→ **Material to process**:
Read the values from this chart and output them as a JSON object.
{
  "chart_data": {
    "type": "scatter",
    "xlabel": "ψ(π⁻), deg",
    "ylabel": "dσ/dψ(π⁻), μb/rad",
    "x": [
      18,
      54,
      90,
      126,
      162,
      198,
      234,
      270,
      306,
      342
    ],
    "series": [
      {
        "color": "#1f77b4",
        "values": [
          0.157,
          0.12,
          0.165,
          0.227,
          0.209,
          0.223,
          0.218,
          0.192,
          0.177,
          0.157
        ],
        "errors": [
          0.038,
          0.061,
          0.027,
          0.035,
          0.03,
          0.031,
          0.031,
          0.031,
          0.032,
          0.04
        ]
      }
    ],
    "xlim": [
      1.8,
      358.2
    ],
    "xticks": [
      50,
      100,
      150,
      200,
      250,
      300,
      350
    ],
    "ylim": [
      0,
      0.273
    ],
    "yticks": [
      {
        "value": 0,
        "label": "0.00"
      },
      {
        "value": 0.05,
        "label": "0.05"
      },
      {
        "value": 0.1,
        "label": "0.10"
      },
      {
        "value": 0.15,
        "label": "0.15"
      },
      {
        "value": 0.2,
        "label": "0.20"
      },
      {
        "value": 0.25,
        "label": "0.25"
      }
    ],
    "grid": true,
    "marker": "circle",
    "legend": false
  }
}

→ **Exercise details**:
Search the records for the string "values" and return every line in which it occurs.

→ **Answer to this problem**:
Read the values from this chart and output them as a JSON object.
        "values": [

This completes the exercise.